### What is expected:
Print the records below exactly as they appear.

— begin Supplied entries —

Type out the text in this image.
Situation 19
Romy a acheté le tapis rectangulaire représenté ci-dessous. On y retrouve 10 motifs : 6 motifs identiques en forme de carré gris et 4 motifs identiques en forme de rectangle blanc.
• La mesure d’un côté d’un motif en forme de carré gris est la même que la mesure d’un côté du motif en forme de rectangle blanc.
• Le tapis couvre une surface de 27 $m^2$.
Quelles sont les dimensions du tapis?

— end Supplied entries —

### Written solution:
Type out the text in this image.
Situation 19
Romy a acheté le tapis rectangulaire représenté ci-dessous. On y retrouve 10 motifs : 6 motifs identiques en forme de carré gris et 4 motifs identiques en forme de rectangle blanc.
• La mesure d’un côté d’un motif en forme de carré gris est la même que la mesure d’un côté du motif en forme de rectangle blanc.
• Le tapis couvre une surface de 27 $m^2$.
Quelles sont les dimensions du tapis?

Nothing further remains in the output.